Reading passage
+===+

Aircraft usually land at an airport on a firm runway or helicopter landing pad, generally constructed of asphalt concrete, concrete, gravel or grass. Aircraft equipped with pontoons (floatplane) or with a boat hull-shaped fuselage (a flying boat) are able to land on water. Aircraft also sometimes use skis to land on snow or ice.
To land, the airspeed and the rate of descent are reduced such that the object descends at a low enough rate to allow for a gentle touch down. Landing is accomplished by slowing down and descending to the runway. This speed reduction is accomplished by reducing thrust and/or inducing a greater amount of drag using flaps, landing gear or speed brakes. When a fixed-wing aircraft approaches the ground, the pilot will move the control column back to execute a flare or round-out. This increases the angle of attack. Progressive movement of the control column back will allow the aircraft to settle onto the runway at minimum speed, landing on its main wheels first in the case of a tricycle gear aircraft or on all three wheels simultaneously in the case of a conventional landing gear-equipped aircraft, commonly referred to as a "taildragger".

+===+

[Extracted records]

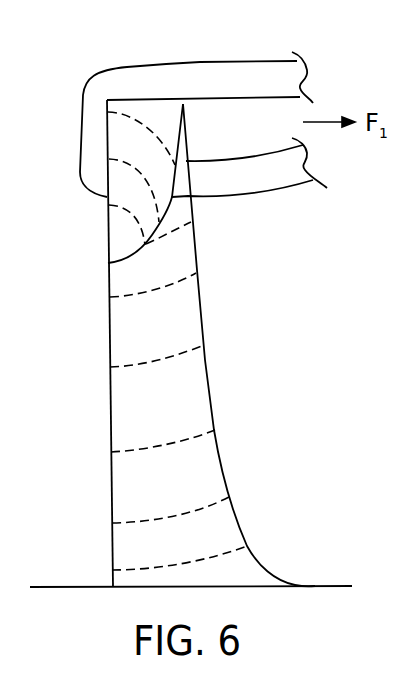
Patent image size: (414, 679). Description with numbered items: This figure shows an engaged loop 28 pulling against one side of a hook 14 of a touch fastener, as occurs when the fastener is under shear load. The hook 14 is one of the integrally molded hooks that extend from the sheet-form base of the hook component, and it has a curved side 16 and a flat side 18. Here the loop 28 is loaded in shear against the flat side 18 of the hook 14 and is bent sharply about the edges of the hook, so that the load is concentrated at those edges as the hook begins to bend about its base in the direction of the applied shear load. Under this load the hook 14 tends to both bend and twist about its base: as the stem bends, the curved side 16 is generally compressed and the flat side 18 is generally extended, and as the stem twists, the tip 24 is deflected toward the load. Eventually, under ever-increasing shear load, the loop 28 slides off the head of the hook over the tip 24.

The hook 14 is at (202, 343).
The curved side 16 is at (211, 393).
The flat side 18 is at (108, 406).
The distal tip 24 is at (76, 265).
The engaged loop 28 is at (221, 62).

+===+

Written exercise A
List the materials that the passage on aircraft landing gives for building a runway or helicopter landing pad.
Written exercise B
Continue the passage on aircraft landing from its last sentence.
The listing above is not needed for this work.

Task result A
Asphalt concrete, concrete, gravel, and grass.

Task result B
In a light aircraft, with little crosswind, the ideal landing is when contact with the ground occurs as the forward speed is reduced to the point where there is no longer sufficient airspeed to remain aloft. The stall warning is often heard just before landing, indicating that this speed and altitude have been reached. The result is very light touch down.
Light aircraft landing situations, and the pilot skills required, can be divided into four types:
- Normal landings
- Crosswind landings - where a significant wind not aligned with the landing area is a factor
- Short field landings - where the length of the landing area is a limiting factor
- Soft and unprepared field landings - where the landing area is wet, soft or has ground obstacles such as furrows or ruts to contend with
In large transport category (airliner) aircraft, pilots land the aircraft by "flying the airplane on to the runway." The airspeed and attitude of the plane are adjusted for landing. The airspeed is kept well above stall speed and at a constant rate of descent. A flare is performed just before landing, and the descent rate is significantly reduced, causing a light touch down. Upon touchdown, spoilers (sometimes called "lift dumpers") are deployed to dramatically reduce the lift and transfer the aircraft's weight to its wheels, where mechanical braking, such as an autobrake system, can take effect. Reverse thrust is used by many jet aircraft to help slow down just after touch-down, redirecting engine exhaust forward instead of back. Some propeller-driven airplanes also have this feature, where the blades of the propeller are re-angled to push air forward instead of back using the 'beta range'.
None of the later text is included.